SUPPLIED MATERIAL:
* * * * * * *

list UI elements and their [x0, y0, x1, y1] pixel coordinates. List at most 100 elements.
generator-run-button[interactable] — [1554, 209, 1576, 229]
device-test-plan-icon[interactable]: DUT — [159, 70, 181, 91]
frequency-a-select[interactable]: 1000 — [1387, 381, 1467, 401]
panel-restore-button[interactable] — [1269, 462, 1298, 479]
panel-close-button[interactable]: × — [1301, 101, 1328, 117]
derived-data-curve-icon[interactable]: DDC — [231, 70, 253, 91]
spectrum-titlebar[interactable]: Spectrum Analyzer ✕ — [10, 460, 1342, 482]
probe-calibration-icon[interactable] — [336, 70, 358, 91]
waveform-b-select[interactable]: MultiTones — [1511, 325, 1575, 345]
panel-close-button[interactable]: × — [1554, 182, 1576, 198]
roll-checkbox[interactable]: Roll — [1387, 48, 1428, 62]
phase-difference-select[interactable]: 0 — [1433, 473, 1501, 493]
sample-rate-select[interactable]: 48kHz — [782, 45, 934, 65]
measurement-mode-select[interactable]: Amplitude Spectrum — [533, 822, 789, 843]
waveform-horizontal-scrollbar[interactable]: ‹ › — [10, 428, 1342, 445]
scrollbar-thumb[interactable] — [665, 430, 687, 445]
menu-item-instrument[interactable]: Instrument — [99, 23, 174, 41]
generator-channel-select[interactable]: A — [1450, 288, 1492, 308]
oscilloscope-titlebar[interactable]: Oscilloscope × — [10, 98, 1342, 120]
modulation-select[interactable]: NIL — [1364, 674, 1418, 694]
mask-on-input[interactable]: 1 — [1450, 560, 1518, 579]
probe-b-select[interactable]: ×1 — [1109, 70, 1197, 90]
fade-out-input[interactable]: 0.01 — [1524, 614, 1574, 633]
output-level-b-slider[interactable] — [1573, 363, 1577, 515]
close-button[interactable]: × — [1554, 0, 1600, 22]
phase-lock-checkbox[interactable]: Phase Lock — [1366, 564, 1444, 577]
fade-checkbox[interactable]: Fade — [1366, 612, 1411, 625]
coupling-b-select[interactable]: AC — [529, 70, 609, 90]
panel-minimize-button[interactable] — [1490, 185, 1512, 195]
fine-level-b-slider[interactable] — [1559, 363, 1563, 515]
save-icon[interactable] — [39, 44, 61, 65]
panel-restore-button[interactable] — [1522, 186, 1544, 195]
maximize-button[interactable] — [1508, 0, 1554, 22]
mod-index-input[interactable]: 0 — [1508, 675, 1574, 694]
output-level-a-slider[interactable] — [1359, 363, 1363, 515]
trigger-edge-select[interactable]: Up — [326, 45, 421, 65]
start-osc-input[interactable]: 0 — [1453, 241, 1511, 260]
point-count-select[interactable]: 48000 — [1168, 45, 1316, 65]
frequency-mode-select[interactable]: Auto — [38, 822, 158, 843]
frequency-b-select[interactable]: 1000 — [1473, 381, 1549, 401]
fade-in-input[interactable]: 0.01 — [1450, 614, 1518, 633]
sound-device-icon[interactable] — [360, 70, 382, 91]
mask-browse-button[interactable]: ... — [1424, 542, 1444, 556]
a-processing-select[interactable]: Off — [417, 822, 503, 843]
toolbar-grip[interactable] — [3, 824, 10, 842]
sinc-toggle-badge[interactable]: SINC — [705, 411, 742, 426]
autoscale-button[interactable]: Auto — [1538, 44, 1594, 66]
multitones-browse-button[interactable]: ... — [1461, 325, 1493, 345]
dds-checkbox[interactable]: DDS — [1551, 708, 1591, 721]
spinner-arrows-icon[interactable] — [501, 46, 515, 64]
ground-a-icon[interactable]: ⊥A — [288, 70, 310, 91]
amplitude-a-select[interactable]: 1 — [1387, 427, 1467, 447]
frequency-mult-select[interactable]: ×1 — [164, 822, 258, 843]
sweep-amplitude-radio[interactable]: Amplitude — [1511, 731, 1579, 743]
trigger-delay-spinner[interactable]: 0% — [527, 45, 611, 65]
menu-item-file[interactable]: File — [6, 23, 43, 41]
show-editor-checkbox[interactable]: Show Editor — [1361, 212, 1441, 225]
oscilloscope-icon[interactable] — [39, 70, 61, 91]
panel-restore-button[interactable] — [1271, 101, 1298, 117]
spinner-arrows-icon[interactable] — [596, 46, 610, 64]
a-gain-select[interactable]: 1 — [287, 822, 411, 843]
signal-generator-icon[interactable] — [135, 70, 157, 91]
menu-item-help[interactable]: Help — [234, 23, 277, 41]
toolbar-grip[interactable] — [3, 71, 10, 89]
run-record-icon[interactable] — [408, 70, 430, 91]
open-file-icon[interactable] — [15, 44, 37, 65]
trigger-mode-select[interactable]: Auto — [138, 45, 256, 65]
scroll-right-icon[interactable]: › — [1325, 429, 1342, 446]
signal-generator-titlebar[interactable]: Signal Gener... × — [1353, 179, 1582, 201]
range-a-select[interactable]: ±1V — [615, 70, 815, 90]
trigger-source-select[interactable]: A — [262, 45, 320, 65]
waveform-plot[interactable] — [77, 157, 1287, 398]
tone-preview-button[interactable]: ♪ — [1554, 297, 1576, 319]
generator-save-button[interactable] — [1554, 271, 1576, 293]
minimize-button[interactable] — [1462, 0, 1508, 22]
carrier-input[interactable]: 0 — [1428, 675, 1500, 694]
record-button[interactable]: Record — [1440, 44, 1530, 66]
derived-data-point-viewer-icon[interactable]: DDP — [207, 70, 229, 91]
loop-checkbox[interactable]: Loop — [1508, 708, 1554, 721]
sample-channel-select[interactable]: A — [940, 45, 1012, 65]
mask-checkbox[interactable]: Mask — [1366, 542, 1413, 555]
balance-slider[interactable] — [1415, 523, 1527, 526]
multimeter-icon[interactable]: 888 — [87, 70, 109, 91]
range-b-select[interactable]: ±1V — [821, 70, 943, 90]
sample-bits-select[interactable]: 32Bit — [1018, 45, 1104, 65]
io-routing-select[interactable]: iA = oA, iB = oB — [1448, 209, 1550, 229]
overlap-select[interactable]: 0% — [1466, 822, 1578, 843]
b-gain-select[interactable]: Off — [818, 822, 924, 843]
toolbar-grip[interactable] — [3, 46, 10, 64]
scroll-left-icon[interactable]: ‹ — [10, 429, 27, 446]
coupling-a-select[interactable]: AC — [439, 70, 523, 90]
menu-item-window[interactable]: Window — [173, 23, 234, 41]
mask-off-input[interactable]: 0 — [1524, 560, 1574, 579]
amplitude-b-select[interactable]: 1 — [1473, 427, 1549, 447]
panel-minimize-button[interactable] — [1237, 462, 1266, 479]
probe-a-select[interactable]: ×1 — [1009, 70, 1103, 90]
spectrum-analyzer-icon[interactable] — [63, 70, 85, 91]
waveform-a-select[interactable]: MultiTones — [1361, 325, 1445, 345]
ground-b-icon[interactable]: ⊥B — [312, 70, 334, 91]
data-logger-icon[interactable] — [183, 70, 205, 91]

* * * * * * *

WHAT TO DO: Copy out every line of the records above without any change.

RESULT OF THIS EXERCISE:
list UI elements and their [x0, y0, x1, y1] pixel coordinates. List at most 100 elements.
generator-run-button[interactable] — [1554, 209, 1576, 229]
device-test-plan-icon[interactable]: DUT — [159, 70, 181, 91]
frequency-a-select[interactable]: 1000 — [1387, 381, 1467, 401]
panel-restore-button[interactable] — [1269, 462, 1298, 479]
panel-close-button[interactable]: × — [1301, 101, 1328, 117]
derived-data-curve-icon[interactable]: DDC — [231, 70, 253, 91]
spectrum-titlebar[interactable]: Spectrum Analyzer ✕ — [10, 460, 1342, 482]
probe-calibration-icon[interactable] — [336, 70, 358, 91]
waveform-b-select[interactable]: MultiTones — [1511, 325, 1575, 345]
panel-close-button[interactable]: × — [1554, 182, 1576, 198]
roll-checkbox[interactable]: Roll — [1387, 48, 1428, 62]
phase-difference-select[interactable]: 0 — [1433, 473, 1501, 493]
sample-rate-select[interactable]: 48kHz — [782, 45, 934, 65]
measurement-mode-select[interactable]: Amplitude Spectrum — [533, 822, 789, 843]
waveform-horizontal-scrollbar[interactable]: ‹ › — [10, 428, 1342, 445]
scrollbar-thumb[interactable] — [665, 430, 687, 445]
menu-item-instrument[interactable]: Instrument — [99, 23, 174, 41]
generator-channel-select[interactable]: A — [1450, 288, 1492, 308]
oscilloscope-titlebar[interactable]: Oscilloscope × — [10, 98, 1342, 120]
modulation-select[interactable]: NIL — [1364, 674, 1418, 694]
mask-on-input[interactable]: 1 — [1450, 560, 1518, 579]
probe-b-select[interactable]: ×1 — [1109, 70, 1197, 90]
fade-out-input[interactable]: 0.01 — [1524, 614, 1574, 633]
output-level-b-slider[interactable] — [1573, 363, 1577, 515]
close-button[interactable]: × — [1554, 0, 1600, 22]
phase-lock-checkbox[interactable]: Phase Lock — [1366, 564, 1444, 577]
fade-checkbox[interactable]: Fade — [1366, 612, 1411, 625]
coupling-b-select[interactable]: AC — [529, 70, 609, 90]
panel-minimize-button[interactable] — [1490, 185, 1512, 195]
fine-level-b-slider[interactable] — [1559, 363, 1563, 515]
save-icon[interactable] — [39, 44, 61, 65]
panel-restore-button[interactable] — [1522, 186, 1544, 195]
maximize-button[interactable] — [1508, 0, 1554, 22]
mod-index-input[interactable]: 0 — [1508, 675, 1574, 694]
output-level-a-slider[interactable] — [1359, 363, 1363, 515]
trigger-edge-select[interactable]: Up — [326, 45, 421, 65]
start-osc-input[interactable]: 0 — [1453, 241, 1511, 260]
point-count-select[interactable]: 48000 — [1168, 45, 1316, 65]
frequency-mode-select[interactable]: Auto — [38, 822, 158, 843]
frequency-b-select[interactable]: 1000 — [1473, 381, 1549, 401]
fade-in-input[interactable]: 0.01 — [1450, 614, 1518, 633]
sound-device-icon[interactable] — [360, 70, 382, 91]
mask-browse-button[interactable]: ... — [1424, 542, 1444, 556]
a-processing-select[interactable]: Off — [417, 822, 503, 843]
toolbar-grip[interactable] — [3, 824, 10, 842]
sinc-toggle-badge[interactable]: SINC — [705, 411, 742, 426]
autoscale-button[interactable]: Auto — [1538, 44, 1594, 66]
multitones-browse-button[interactable]: ... — [1461, 325, 1493, 345]
dds-checkbox[interactable]: DDS — [1551, 708, 1591, 721]
spinner-arrows-icon[interactable] — [501, 46, 515, 64]
ground-a-icon[interactable]: ⊥A — [288, 70, 310, 91]
amplitude-a-select[interactable]: 1 — [1387, 427, 1467, 447]
frequency-mult-select[interactable]: ×1 — [164, 822, 258, 843]
sweep-amplitude-radio[interactable]: Amplitude — [1511, 731, 1579, 743]
trigger-delay-spinner[interactable]: 0% — [527, 45, 611, 65]
menu-item-file[interactable]: File — [6, 23, 43, 41]
show-editor-checkbox[interactable]: Show Editor — [1361, 212, 1441, 225]
oscilloscope-icon[interactable] — [39, 70, 61, 91]
panel-restore-button[interactable] — [1271, 101, 1298, 117]
spinner-arrows-icon[interactable] — [596, 46, 610, 64]
a-gain-select[interactable]: 1 — [287, 822, 411, 843]
signal-generator-icon[interactable] — [135, 70, 157, 91]
menu-item-help[interactable]: Help — [234, 23, 277, 41]
toolbar-grip[interactable] — [3, 71, 10, 89]
run-record-icon[interactable] — [408, 70, 430, 91]
open-file-icon[interactable] — [15, 44, 37, 65]
trigger-mode-select[interactable]: Auto — [138, 45, 256, 65]
scroll-right-icon[interactable]: › — [1325, 429, 1342, 446]
signal-generator-titlebar[interactable]: Signal Gener... × — [1353, 179, 1582, 201]
range-a-select[interactable]: ±1V — [615, 70, 815, 90]
trigger-source-select[interactable]: A — [262, 45, 320, 65]
waveform-plot[interactable] — [77, 157, 1287, 398]
tone-preview-button[interactable]: ♪ — [1554, 297, 1576, 319]
generator-save-button[interactable] — [1554, 271, 1576, 293]
minimize-button[interactable] — [1462, 0, 1508, 22]
carrier-input[interactable]: 0 — [1428, 675, 1500, 694]
record-button[interactable]: Record — [1440, 44, 1530, 66]
derived-data-point-viewer-icon[interactable]: DDP — [207, 70, 229, 91]
loop-checkbox[interactable]: Loop — [1508, 708, 1554, 721]
sample-channel-select[interactable]: A — [940, 45, 1012, 65]
mask-checkbox[interactable]: Mask — [1366, 542, 1413, 555]
balance-slider[interactable] — [1415, 523, 1527, 526]
multimeter-icon[interactable]: 888 — [87, 70, 109, 91]
range-b-select[interactable]: ±1V — [821, 70, 943, 90]
sample-bits-select[interactable]: 32Bit — [1018, 45, 1104, 65]
io-routing-select[interactable]: iA = oA, iB = oB — [1448, 209, 1550, 229]
overlap-select[interactable]: 0% — [1466, 822, 1578, 843]
b-gain-select[interactable]: Off — [818, 822, 924, 843]
toolbar-grip[interactable] — [3, 46, 10, 64]
scroll-left-icon[interactable]: ‹ — [10, 429, 27, 446]
coupling-a-select[interactable]: AC — [439, 70, 523, 90]
menu-item-window[interactable]: Window — [173, 23, 234, 41]
mask-off-input[interactable]: 0 — [1524, 560, 1574, 579]
amplitude-b-select[interactable]: 1 — [1473, 427, 1549, 447]
panel-minimize-button[interactable] — [1237, 462, 1266, 479]
probe-a-select[interactable]: ×1 — [1009, 70, 1103, 90]
spectrum-analyzer-icon[interactable] — [63, 70, 85, 91]
waveform-a-select[interactable]: MultiTones — [1361, 325, 1445, 345]
ground-b-icon[interactable]: ⊥B — [312, 70, 334, 91]
data-logger-icon[interactable] — [183, 70, 205, 91]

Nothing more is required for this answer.